* Problem: Pull out each line of the records holding the string "provided".

** START **

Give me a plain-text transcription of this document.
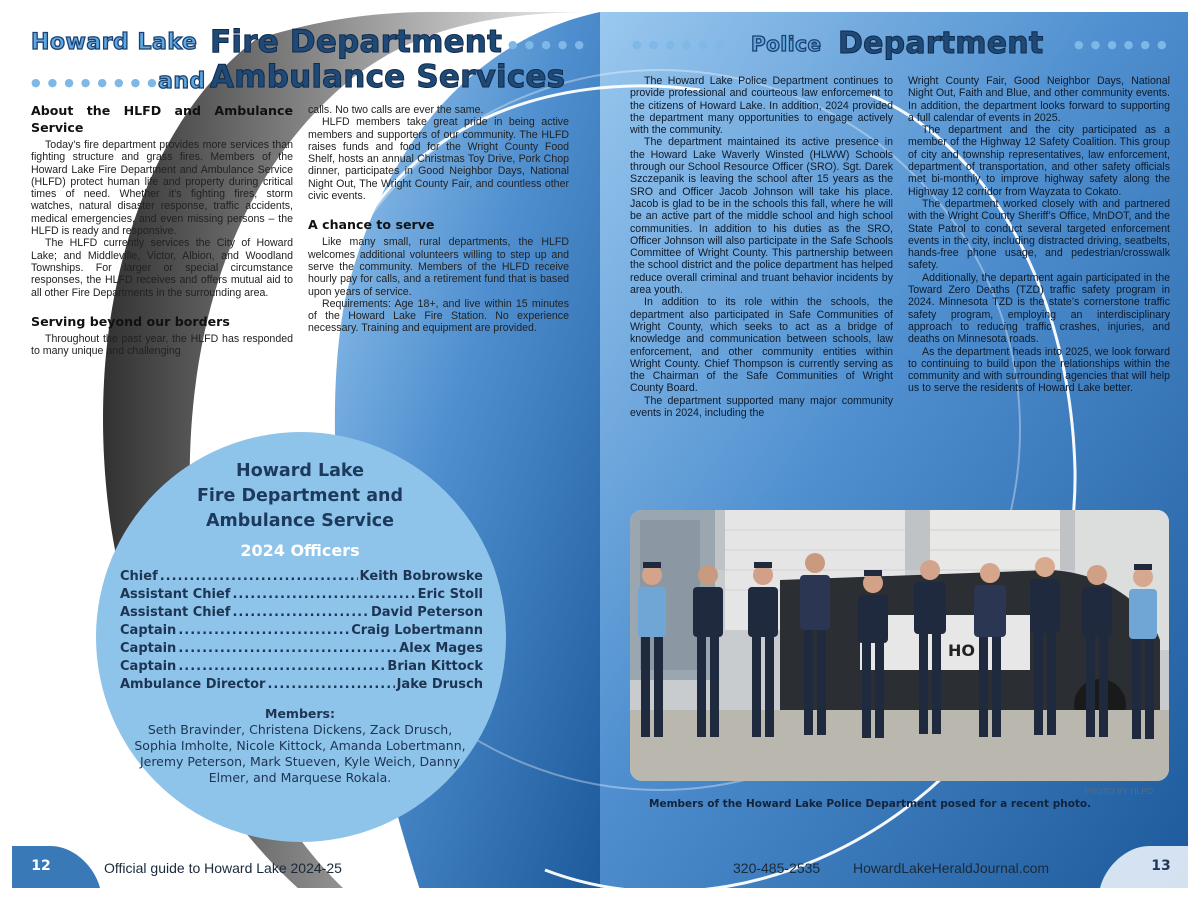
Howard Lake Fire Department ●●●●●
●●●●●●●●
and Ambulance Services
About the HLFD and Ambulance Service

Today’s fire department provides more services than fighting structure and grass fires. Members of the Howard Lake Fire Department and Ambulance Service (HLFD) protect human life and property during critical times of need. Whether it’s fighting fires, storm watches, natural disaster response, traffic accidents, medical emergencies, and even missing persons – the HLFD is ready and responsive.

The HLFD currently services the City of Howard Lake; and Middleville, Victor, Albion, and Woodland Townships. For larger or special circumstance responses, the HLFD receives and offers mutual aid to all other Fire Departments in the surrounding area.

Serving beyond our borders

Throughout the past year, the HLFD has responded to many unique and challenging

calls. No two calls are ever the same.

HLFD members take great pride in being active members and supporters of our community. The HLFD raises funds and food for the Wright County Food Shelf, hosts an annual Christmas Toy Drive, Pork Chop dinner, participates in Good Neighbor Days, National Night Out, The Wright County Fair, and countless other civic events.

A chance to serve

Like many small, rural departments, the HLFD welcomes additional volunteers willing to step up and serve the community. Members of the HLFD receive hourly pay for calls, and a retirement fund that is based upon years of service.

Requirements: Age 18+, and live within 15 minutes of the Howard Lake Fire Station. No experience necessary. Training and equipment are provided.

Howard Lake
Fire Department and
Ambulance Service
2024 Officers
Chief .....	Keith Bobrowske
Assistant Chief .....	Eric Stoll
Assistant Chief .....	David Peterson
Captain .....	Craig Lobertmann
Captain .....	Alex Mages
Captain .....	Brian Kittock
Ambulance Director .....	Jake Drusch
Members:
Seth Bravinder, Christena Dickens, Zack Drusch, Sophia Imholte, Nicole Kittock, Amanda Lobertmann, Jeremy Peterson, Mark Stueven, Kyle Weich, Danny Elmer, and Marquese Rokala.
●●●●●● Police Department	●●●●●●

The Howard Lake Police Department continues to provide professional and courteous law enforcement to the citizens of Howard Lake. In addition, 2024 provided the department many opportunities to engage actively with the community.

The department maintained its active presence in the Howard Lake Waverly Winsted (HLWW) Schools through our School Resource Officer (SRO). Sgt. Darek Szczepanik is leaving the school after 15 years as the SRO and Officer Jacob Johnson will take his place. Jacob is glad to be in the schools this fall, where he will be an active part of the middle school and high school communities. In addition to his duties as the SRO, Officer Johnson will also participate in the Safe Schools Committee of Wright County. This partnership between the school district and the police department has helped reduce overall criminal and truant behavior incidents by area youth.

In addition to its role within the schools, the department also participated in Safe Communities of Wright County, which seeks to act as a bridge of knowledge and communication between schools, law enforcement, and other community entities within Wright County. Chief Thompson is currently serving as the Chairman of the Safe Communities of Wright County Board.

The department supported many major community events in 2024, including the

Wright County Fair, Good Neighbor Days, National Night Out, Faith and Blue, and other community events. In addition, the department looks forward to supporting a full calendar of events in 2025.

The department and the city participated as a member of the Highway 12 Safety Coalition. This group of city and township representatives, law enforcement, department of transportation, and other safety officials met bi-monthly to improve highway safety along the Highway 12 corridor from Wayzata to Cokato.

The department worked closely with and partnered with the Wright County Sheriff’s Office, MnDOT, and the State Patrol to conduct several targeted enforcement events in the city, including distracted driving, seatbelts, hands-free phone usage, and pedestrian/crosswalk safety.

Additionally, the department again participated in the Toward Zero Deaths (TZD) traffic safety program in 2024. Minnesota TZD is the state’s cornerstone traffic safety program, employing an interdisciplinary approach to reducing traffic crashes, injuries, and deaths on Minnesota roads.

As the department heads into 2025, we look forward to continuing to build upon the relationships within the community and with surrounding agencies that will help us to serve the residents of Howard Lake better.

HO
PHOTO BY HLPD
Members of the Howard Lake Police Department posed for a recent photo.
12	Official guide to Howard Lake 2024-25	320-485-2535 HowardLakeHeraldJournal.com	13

** END **

* Exercise solution:
Requirements: Age 18+, and live within 15 minutes of the Howard Lake Fire Station. No experience necessary. Training and equipment are provided.
The Howard Lake Police Department continues to provide professional and courteous law enforcement to the citizens of Howard Lake. In addition, 2024 provided the department many opportunities to engage actively with the community.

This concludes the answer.